• Supplied records:
::::
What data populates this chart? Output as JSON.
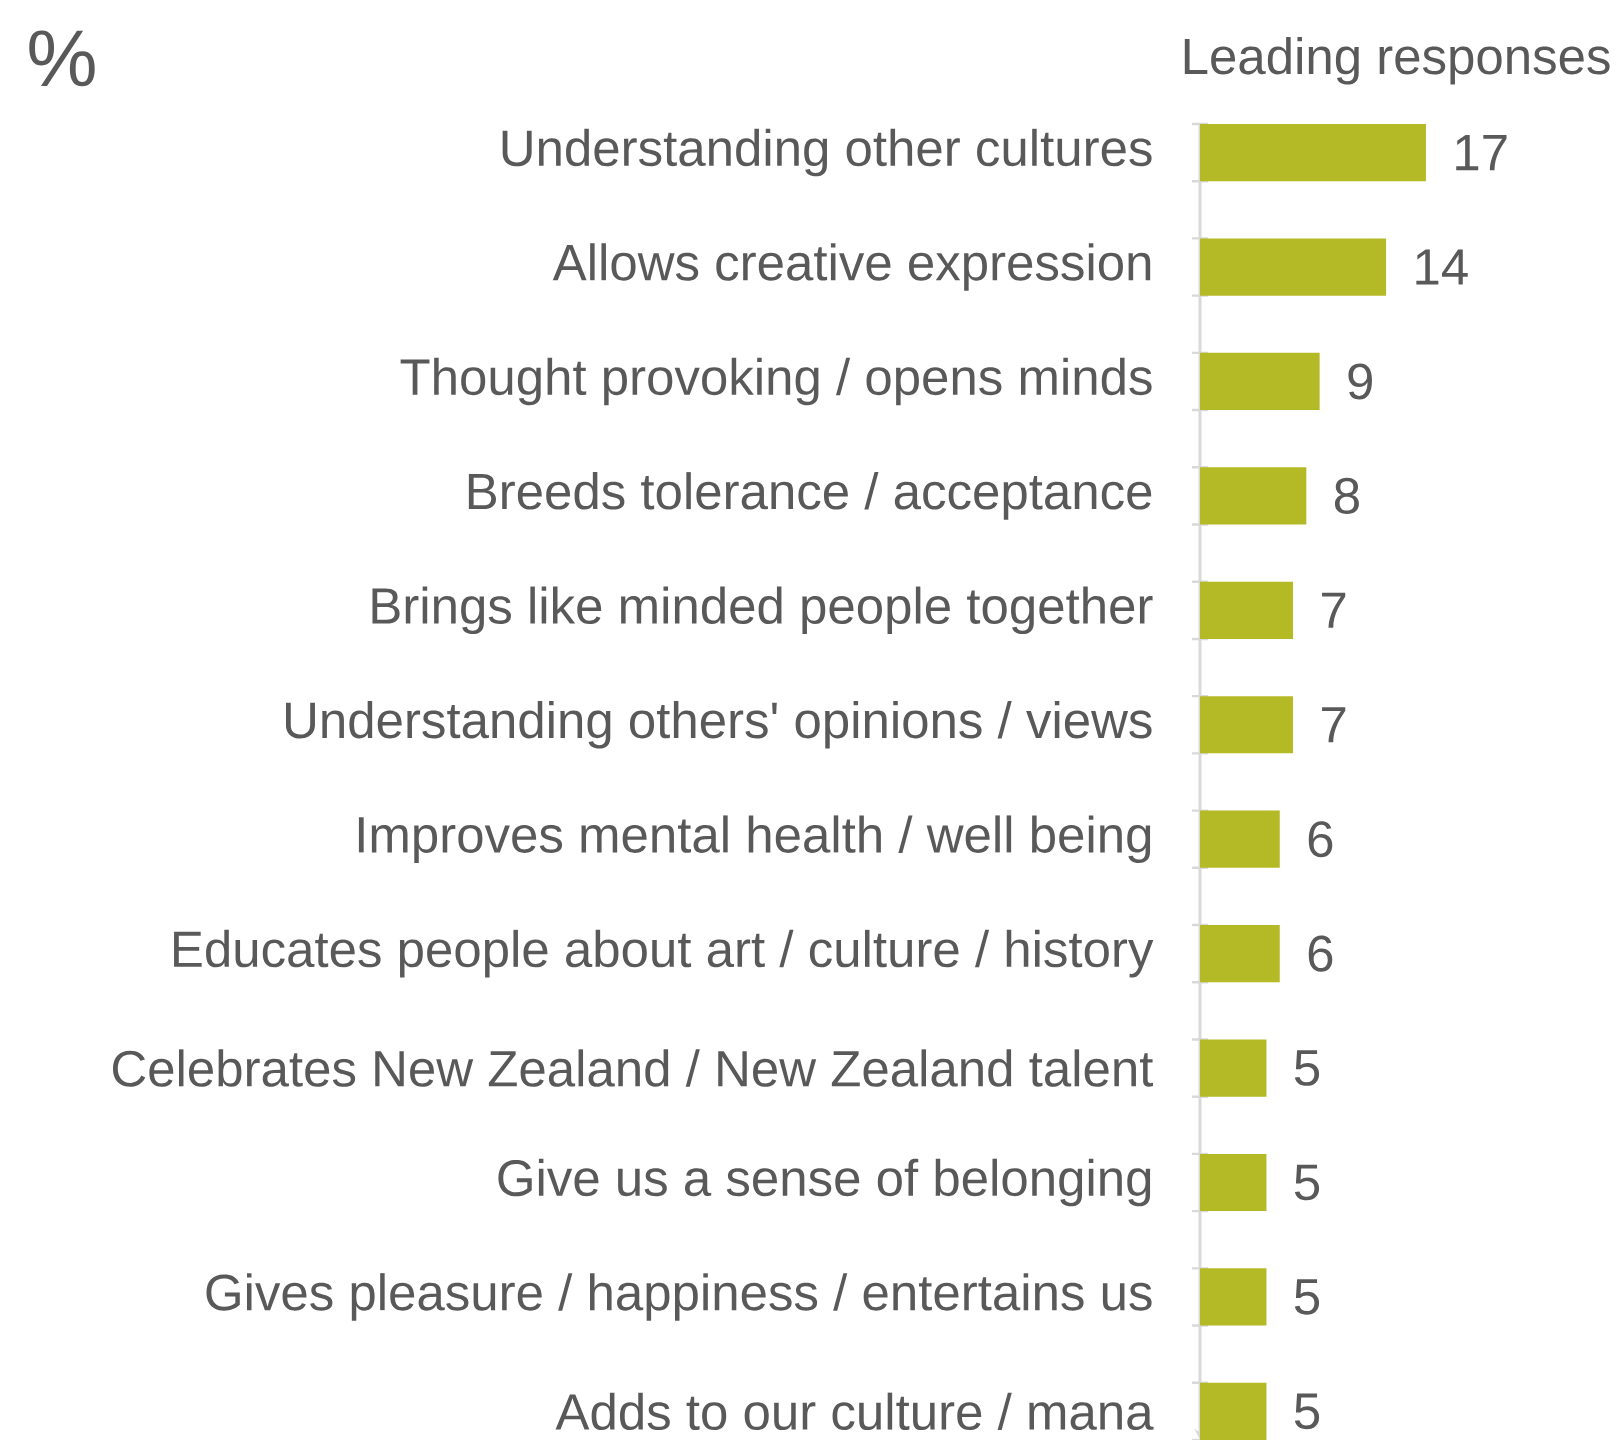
{
  "chart_data": {
    "type": "bar",
    "orientation": "horizontal",
    "title": "%",
    "subtitle": "Leading responses",
    "categories": [
      "Understanding other cultures",
      "Allows creative expression",
      "Thought provoking / opens minds",
      "Breeds tolerance / acceptance",
      "Brings like minded people together",
      "Understanding others' opinions / views",
      "Improves mental health / well being",
      "Educates people about art / culture / history",
      "Celebrates New Zealand / New Zealand talent",
      "Give us a sense of belonging",
      "Gives pleasure / happiness / entertains us",
      "Adds to our culture / mana"
    ],
    "values": [
      17,
      14,
      9,
      8,
      7,
      7,
      6,
      6,
      5,
      5,
      5,
      5
    ],
    "color": "#b4ba25",
    "data_labels": true
  }
}
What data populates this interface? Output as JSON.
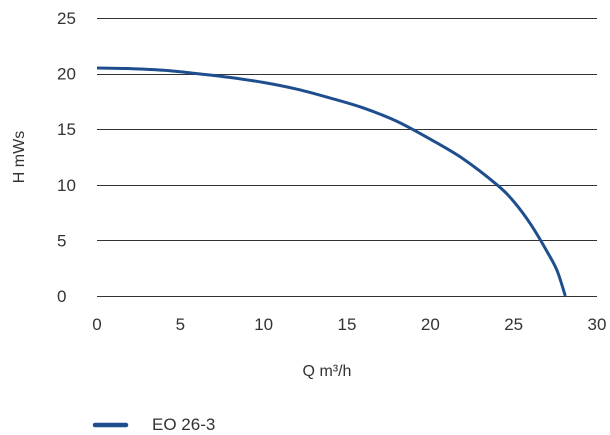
{
  "chart_data": {
    "type": "line",
    "xlabel": "Q m³/h",
    "ylabel": "H mWs",
    "xlim": [
      0,
      30
    ],
    "ylim": [
      0,
      25
    ],
    "xticks": [
      "0",
      "5",
      "10",
      "15",
      "20",
      "25",
      "30"
    ],
    "yticks": [
      "0",
      "5",
      "10",
      "15",
      "20",
      "25"
    ],
    "grid": "horizontal",
    "legend": "bottom-left",
    "series": [
      {
        "name": "EO 26-3",
        "x": [
          0,
          2,
          4,
          6,
          8,
          10,
          12,
          14,
          16,
          18,
          20,
          22,
          24,
          25,
          26,
          27,
          27.6,
          28.1
        ],
        "y": [
          20.5,
          20.45,
          20.3,
          20.0,
          19.65,
          19.2,
          18.6,
          17.8,
          16.9,
          15.7,
          14.1,
          12.3,
          10.0,
          8.5,
          6.5,
          4.0,
          2.3,
          0
        ]
      }
    ]
  },
  "colors": {
    "series": "#1f4e8f",
    "grid": "#333333",
    "text": "#333333",
    "background": "#ffffff"
  }
}
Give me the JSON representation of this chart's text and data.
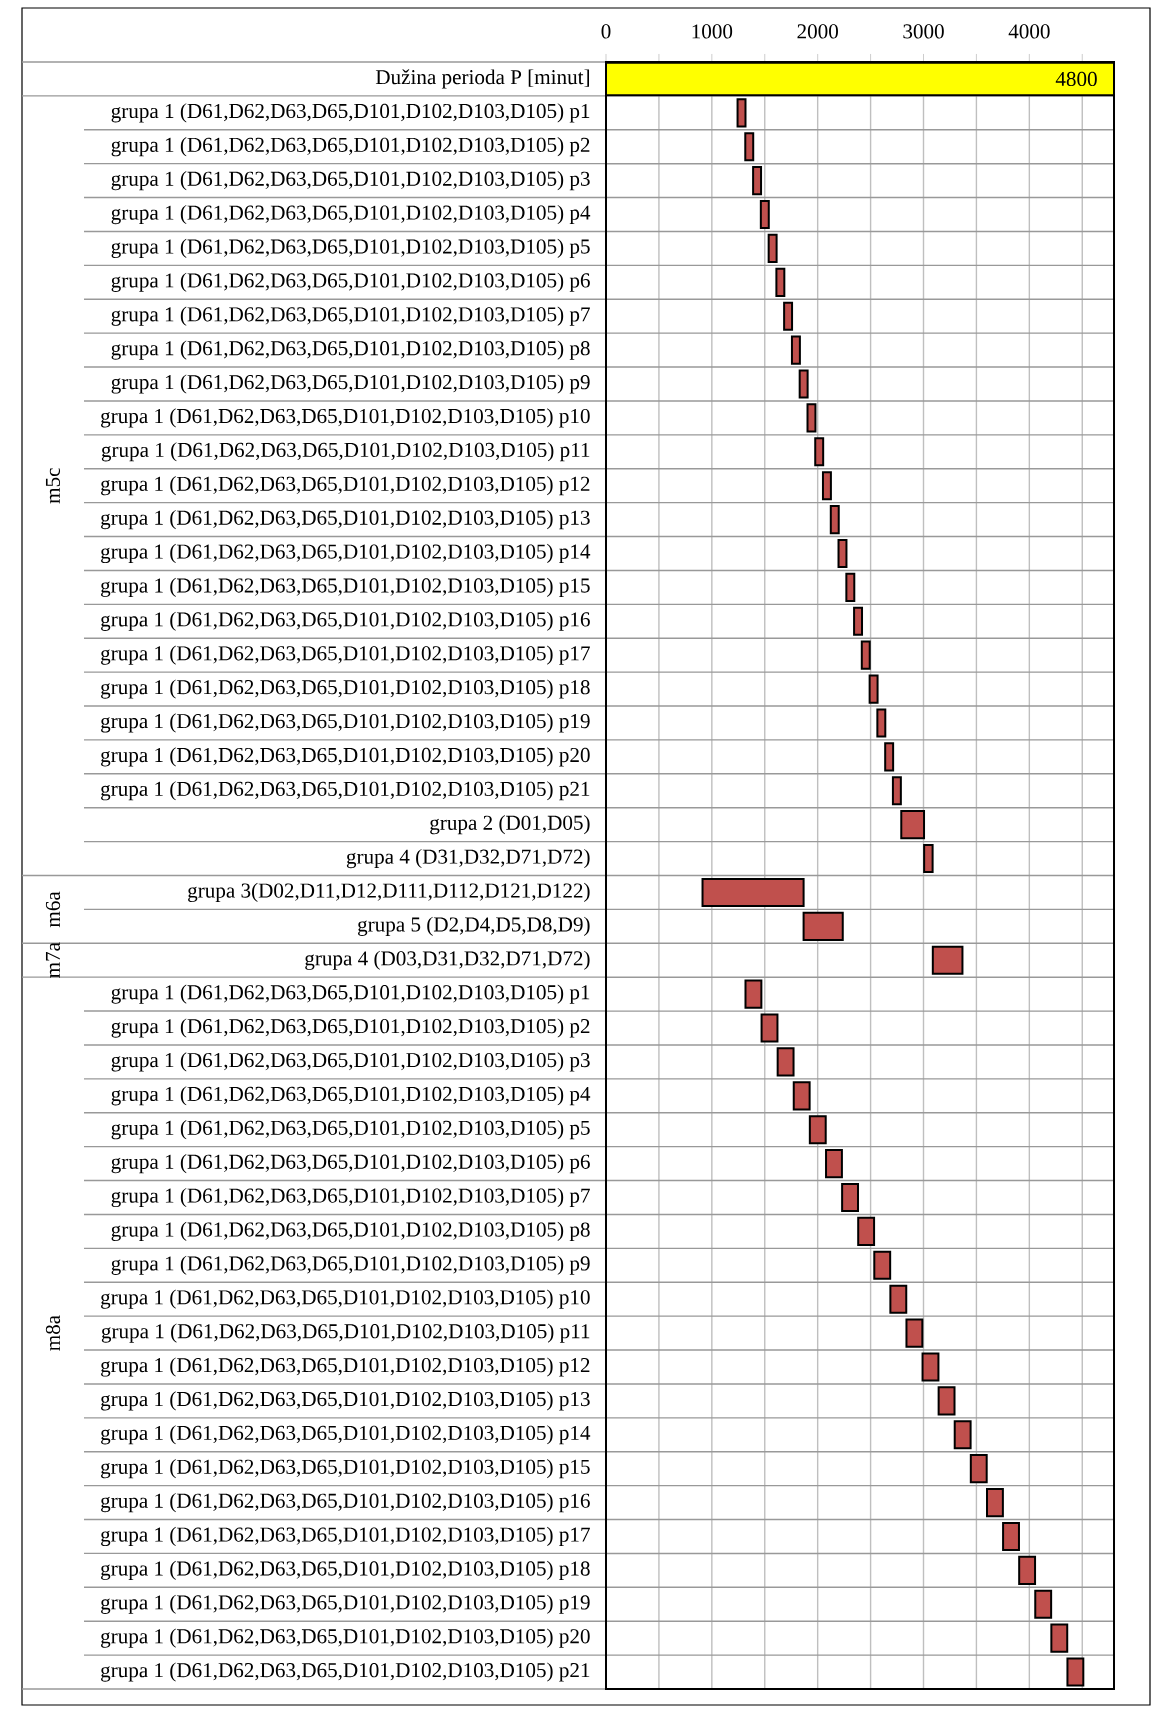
::::
• Written instruction:
Among the lines of the data, identify those with the word "Output". Copy each of them.

• Full answer:
What data populates this chart? Output as JSON.
What data populates this interface? Output as JSON.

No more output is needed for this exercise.